:: Raw data ::

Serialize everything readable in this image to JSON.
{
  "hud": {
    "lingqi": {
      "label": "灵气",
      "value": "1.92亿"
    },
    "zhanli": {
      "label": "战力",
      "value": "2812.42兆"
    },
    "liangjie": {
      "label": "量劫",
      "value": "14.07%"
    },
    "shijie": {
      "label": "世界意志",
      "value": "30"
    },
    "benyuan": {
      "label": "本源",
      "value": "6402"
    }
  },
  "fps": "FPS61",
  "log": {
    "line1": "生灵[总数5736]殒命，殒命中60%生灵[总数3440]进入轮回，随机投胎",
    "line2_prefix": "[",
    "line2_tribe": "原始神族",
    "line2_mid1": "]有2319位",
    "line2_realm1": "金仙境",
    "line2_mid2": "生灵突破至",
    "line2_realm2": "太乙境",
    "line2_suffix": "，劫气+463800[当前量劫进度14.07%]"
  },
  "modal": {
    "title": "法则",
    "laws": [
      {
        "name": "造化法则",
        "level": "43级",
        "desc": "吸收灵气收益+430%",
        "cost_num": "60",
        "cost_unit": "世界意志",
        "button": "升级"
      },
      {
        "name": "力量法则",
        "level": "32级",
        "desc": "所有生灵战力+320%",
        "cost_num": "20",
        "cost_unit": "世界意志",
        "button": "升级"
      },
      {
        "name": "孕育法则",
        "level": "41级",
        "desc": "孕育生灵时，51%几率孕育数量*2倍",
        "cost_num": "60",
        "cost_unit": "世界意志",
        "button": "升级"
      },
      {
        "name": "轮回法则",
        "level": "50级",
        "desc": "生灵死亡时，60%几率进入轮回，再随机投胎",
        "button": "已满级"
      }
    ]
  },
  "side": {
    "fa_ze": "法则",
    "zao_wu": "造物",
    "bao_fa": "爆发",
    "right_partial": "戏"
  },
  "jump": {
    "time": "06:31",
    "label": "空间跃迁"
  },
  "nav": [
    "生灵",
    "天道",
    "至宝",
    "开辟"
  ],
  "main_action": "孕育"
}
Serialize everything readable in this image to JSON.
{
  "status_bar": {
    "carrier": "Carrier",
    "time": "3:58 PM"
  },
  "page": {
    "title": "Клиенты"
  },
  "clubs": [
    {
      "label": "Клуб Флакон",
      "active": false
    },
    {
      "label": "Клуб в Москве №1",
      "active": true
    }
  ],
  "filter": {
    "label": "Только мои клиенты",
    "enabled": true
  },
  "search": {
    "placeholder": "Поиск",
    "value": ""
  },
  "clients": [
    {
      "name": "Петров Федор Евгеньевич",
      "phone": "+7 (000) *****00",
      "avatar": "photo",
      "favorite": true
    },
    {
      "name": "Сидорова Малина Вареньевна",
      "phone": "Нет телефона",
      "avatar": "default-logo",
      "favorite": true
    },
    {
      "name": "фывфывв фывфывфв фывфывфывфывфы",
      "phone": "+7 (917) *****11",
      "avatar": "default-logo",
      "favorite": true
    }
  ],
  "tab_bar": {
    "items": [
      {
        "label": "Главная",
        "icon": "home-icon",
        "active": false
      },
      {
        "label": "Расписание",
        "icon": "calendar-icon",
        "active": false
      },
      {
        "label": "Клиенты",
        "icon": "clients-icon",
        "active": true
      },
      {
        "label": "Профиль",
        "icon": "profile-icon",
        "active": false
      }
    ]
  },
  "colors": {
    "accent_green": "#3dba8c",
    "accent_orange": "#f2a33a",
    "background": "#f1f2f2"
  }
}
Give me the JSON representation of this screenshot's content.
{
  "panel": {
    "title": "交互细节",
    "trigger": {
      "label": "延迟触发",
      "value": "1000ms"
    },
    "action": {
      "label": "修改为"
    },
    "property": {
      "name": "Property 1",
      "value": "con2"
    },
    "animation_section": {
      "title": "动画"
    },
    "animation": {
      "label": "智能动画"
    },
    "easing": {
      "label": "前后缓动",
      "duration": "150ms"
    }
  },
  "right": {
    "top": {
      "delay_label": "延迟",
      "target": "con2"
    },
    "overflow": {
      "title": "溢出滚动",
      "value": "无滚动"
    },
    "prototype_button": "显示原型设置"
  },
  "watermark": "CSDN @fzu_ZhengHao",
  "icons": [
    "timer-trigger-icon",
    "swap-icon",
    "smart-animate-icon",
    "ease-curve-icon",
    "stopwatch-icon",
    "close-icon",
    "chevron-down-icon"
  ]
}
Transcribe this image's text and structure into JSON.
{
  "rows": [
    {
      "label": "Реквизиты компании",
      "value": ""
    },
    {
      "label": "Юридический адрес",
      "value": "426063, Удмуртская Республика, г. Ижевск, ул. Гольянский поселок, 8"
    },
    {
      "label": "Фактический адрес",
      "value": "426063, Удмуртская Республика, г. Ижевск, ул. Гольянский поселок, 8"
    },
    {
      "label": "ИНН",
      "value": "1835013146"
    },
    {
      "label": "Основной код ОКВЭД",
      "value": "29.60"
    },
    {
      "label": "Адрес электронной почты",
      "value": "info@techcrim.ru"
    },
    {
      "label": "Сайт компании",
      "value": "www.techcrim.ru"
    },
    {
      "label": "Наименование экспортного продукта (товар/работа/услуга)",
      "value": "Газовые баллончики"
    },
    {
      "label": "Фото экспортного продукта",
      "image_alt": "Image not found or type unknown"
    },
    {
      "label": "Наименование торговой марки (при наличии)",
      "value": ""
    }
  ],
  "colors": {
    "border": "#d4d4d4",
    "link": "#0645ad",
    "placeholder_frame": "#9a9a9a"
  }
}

:::

## [Problem requirements]
Quote the material exactly, leaving nothing out.

## [Result of the exercise]
Serialize everything readable in this image to JSON.
{
  "hud": {
    "lingqi": {
      "label": "灵气",
      "value": "1.92亿"
    },
    "zhanli": {
      "label": "战力",
      "value": "2812.42兆"
    },
    "liangjie": {
      "label": "量劫",
      "value": "14.07%"
    },
    "shijie": {
      "label": "世界意志",
      "value": "30"
    },
    "benyuan": {
      "label": "本源",
      "value": "6402"
    }
  },
  "fps": "FPS61",
  "log": {
    "line1": "生灵[总数5736]殒命，殒命中60%生灵[总数3440]进入轮回，随机投胎",
    "line2_prefix": "[",
    "line2_tribe": "原始神族",
    "line2_mid1": "]有2319位",
    "line2_realm1": "金仙境",
    "line2_mid2": "生灵突破至",
    "line2_realm2": "太乙境",
    "line2_suffix": "，劫气+463800[当前量劫进度14.07%]"
  },
  "modal": {
    "title": "法则",
    "laws": [
      {
        "name": "造化法则",
        "level": "43级",
        "desc": "吸收灵气收益+430%",
        "cost_num": "60",
        "cost_unit": "世界意志",
        "button": "升级"
      },
      {
        "name": "力量法则",
        "level": "32级",
        "desc": "所有生灵战力+320%",
        "cost_num": "20",
        "cost_unit": "世界意志",
        "button": "升级"
      },
      {
        "name": "孕育法则",
        "level": "41级",
        "desc": "孕育生灵时，51%几率孕育数量*2倍",
        "cost_num": "60",
        "cost_unit": "世界意志",
        "button": "升级"
      },
      {
        "name": "轮回法则",
        "level": "50级",
        "desc": "生灵死亡时，60%几率进入轮回，再随机投胎",
        "button": "已满级"
      }
    ]
  },
  "side": {
    "fa_ze": "法则",
    "zao_wu": "造物",
    "bao_fa": "爆发",
    "right_partial": "戏"
  },
  "jump": {
    "time": "06:31",
    "label": "空间跃迁"
  },
  "nav": [
    "生灵",
    "天道",
    "至宝",
    "开辟"
  ],
  "main_action": "孕育"
}
Serialize everything readable in this image to JSON.
{
  "status_bar": {
    "carrier": "Carrier",
    "time": "3:58 PM"
  },
  "page": {
    "title": "Клиенты"
  },
  "clubs": [
    {
      "label": "Клуб Флакон",
      "active": false
    },
    {
      "label": "Клуб в Москве №1",
      "active": true
    }
  ],
  "filter": {
    "label": "Только мои клиенты",
    "enabled": true
  },
  "search": {
    "placeholder": "Поиск",
    "value": ""
  },
  "clients": [
    {
      "name": "Петров Федор Евгеньевич",
      "phone": "+7 (000) *****00",
      "avatar": "photo",
      "favorite": true
    },
    {
      "name": "Сидорова Малина Вареньевна",
      "phone": "Нет телефона",
      "avatar": "default-logo",
      "favorite": true
    },
    {
      "name": "фывфывв фывфывфв фывфывфывфывфы",
      "phone": "+7 (917) *****11",
      "avatar": "default-logo",
      "favorite": true
    }
  ],
  "tab_bar": {
    "items": [
      {
        "label": "Главная",
        "icon": "home-icon",
        "active": false
      },
      {
        "label": "Расписание",
        "icon": "calendar-icon",
        "active": false
      },
      {
        "label": "Клиенты",
        "icon": "clients-icon",
        "active": true
      },
      {
        "label": "Профиль",
        "icon": "profile-icon",
        "active": false
      }
    ]
  },
  "colors": {
    "accent_green": "#3dba8c",
    "accent_orange": "#f2a33a",
    "background": "#f1f2f2"
  }
}
Give me the JSON representation of this screenshot's content.
{
  "panel": {
    "title": "交互细节",
    "trigger": {
      "label": "延迟触发",
      "value": "1000ms"
    },
    "action": {
      "label": "修改为"
    },
    "property": {
      "name": "Property 1",
      "value": "con2"
    },
    "animation_section": {
      "title": "动画"
    },
    "animation": {
      "label": "智能动画"
    },
    "easing": {
      "label": "前后缓动",
      "duration": "150ms"
    }
  },
  "right": {
    "top": {
      "delay_label": "延迟",
      "target": "con2"
    },
    "overflow": {
      "title": "溢出滚动",
      "value": "无滚动"
    },
    "prototype_button": "显示原型设置"
  },
  "watermark": "CSDN @fzu_ZhengHao",
  "icons": [
    "timer-trigger-icon",
    "swap-icon",
    "smart-animate-icon",
    "ease-curve-icon",
    "stopwatch-icon",
    "close-icon",
    "chevron-down-icon"
  ]
}
Transcribe this image's text and structure into JSON.
{
  "rows": [
    {
      "label": "Реквизиты компании",
      "value": ""
    },
    {
      "label": "Юридический адрес",
      "value": "426063, Удмуртская Республика, г. Ижевск, ул. Гольянский поселок, 8"
    },
    {
      "label": "Фактический адрес",
      "value": "426063, Удмуртская Республика, г. Ижевск, ул. Гольянский поселок, 8"
    },
    {
      "label": "ИНН",
      "value": "1835013146"
    },
    {
      "label": "Основной код ОКВЭД",
      "value": "29.60"
    },
    {
      "label": "Адрес электронной почты",
      "value": "info@techcrim.ru"
    },
    {
      "label": "Сайт компании",
      "value": "www.techcrim.ru"
    },
    {
      "label": "Наименование экспортного продукта (товар/работа/услуга)",
      "value": "Газовые баллончики"
    },
    {
      "label": "Фото экспортного продукта",
      "image_alt": "Image not found or type unknown"
    },
    {
      "label": "Наименование торговой марки (при наличии)",
      "value": ""
    }
  ],
  "colors": {
    "border": "#d4d4d4",
    "link": "#0645ad",
    "placeholder_frame": "#9a9a9a"
  }
}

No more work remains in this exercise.